[Begin DATASET RECORDS]

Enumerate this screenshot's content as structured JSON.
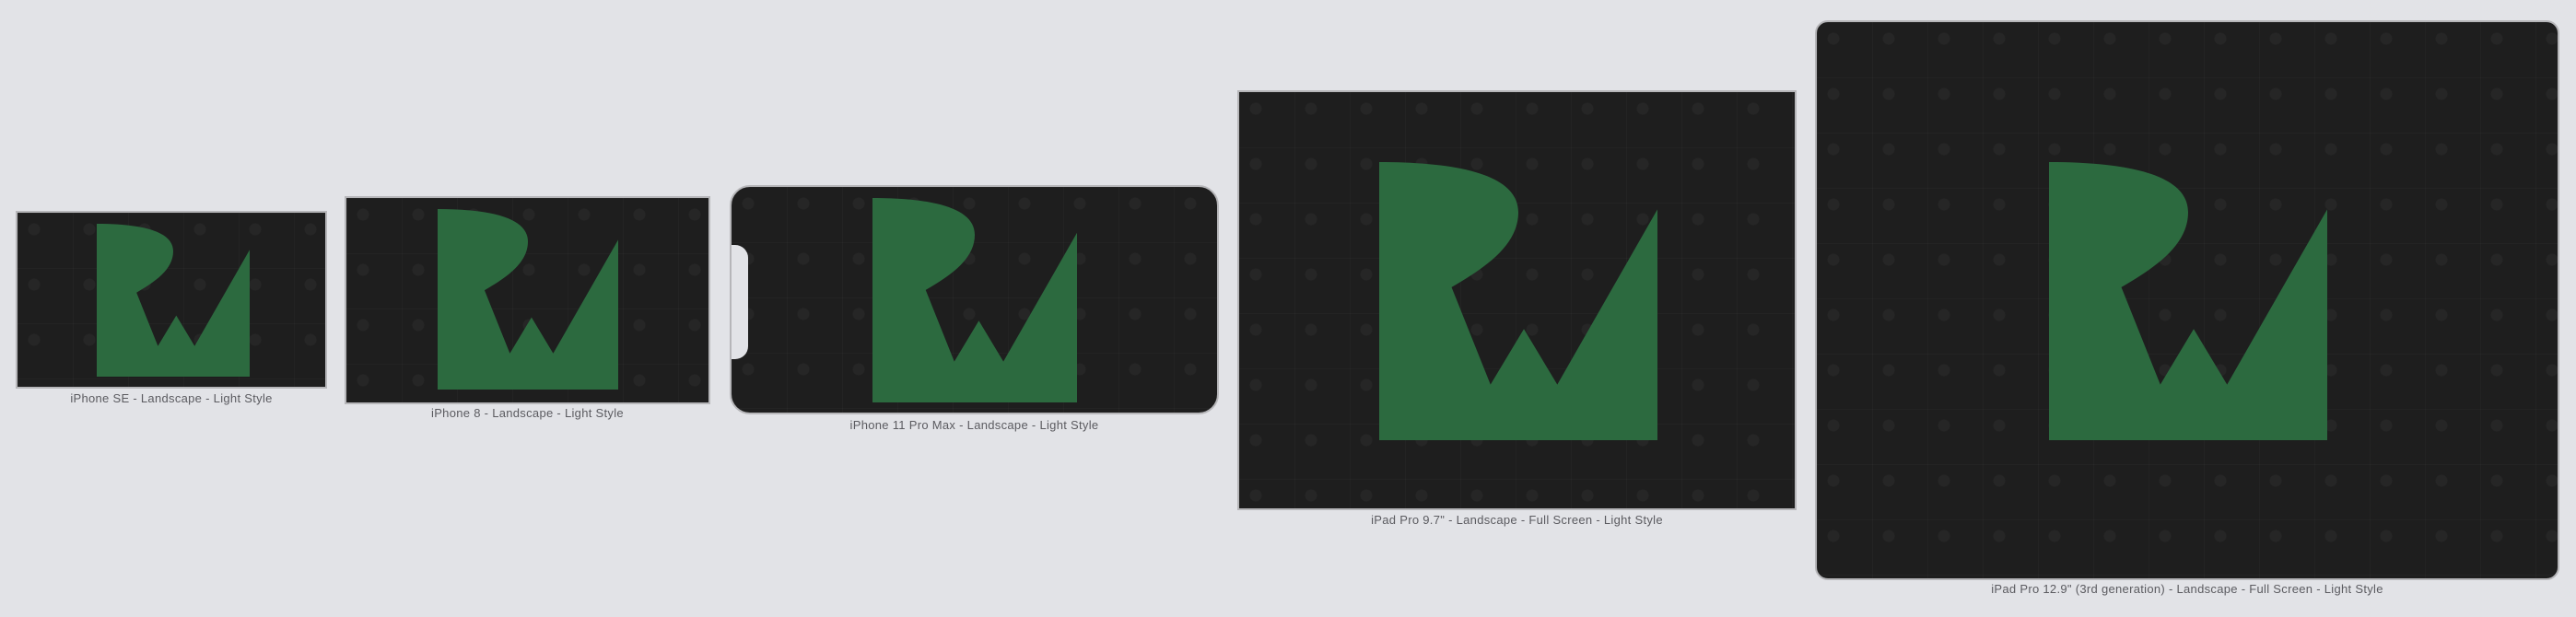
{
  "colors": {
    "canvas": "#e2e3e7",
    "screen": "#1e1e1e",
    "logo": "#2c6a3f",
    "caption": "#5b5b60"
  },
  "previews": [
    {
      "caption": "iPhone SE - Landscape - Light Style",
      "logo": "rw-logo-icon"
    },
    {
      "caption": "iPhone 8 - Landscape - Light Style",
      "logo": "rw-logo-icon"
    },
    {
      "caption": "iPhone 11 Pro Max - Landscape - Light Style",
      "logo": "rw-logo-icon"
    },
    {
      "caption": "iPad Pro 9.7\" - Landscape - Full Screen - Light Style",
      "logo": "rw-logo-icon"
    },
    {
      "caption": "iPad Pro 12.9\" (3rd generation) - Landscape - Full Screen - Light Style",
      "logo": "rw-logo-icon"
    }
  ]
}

[End DATASET RECORDS]
[Begin DATASET RECORDS]

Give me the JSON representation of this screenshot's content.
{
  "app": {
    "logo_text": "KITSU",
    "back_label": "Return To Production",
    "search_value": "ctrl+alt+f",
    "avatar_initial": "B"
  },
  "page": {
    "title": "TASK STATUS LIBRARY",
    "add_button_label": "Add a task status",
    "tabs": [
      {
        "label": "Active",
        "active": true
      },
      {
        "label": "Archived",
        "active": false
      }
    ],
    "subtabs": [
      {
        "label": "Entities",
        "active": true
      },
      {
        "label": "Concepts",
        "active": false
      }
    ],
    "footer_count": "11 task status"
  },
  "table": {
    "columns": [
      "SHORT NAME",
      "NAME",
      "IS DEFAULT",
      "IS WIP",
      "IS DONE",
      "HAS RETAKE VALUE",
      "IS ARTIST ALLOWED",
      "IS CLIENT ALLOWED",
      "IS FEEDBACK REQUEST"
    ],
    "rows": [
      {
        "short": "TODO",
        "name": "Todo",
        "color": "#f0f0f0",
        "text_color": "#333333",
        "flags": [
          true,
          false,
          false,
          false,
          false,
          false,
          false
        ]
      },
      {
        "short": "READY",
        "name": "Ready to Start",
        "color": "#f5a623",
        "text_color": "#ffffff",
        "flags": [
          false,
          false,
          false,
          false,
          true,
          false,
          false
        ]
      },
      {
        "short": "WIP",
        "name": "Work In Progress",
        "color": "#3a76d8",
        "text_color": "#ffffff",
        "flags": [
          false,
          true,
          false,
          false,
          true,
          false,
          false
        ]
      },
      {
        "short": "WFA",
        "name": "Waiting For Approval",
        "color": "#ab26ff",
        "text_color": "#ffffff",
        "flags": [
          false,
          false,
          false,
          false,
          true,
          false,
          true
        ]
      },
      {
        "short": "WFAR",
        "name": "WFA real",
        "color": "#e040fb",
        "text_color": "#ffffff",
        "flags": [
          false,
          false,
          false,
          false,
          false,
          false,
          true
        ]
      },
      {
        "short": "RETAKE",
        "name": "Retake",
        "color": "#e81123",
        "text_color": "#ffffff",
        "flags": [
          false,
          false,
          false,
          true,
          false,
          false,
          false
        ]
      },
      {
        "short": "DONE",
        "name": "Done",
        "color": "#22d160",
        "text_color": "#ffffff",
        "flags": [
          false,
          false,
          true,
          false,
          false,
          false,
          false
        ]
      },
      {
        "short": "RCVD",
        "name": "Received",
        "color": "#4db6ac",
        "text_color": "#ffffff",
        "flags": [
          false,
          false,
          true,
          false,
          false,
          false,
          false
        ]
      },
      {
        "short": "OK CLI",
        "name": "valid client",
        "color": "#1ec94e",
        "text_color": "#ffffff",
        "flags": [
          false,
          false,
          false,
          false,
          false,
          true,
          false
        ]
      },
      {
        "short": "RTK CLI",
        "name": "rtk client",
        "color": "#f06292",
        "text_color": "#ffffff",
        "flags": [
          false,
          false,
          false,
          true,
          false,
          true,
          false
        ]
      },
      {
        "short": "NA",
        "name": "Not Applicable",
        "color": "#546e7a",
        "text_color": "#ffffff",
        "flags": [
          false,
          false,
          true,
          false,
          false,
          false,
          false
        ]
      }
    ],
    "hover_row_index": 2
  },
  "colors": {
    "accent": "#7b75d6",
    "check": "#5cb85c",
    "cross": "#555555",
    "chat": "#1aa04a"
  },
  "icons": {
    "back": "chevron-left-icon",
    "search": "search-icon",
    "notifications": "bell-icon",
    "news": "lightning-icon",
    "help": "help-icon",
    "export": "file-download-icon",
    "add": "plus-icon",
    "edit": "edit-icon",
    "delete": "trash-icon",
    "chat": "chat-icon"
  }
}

[End DATASET RECORDS]

## SET PROBLEM:
Give solely the number of lines in the data that contain the string "iPad".

## WRITTEN ANSWER:
2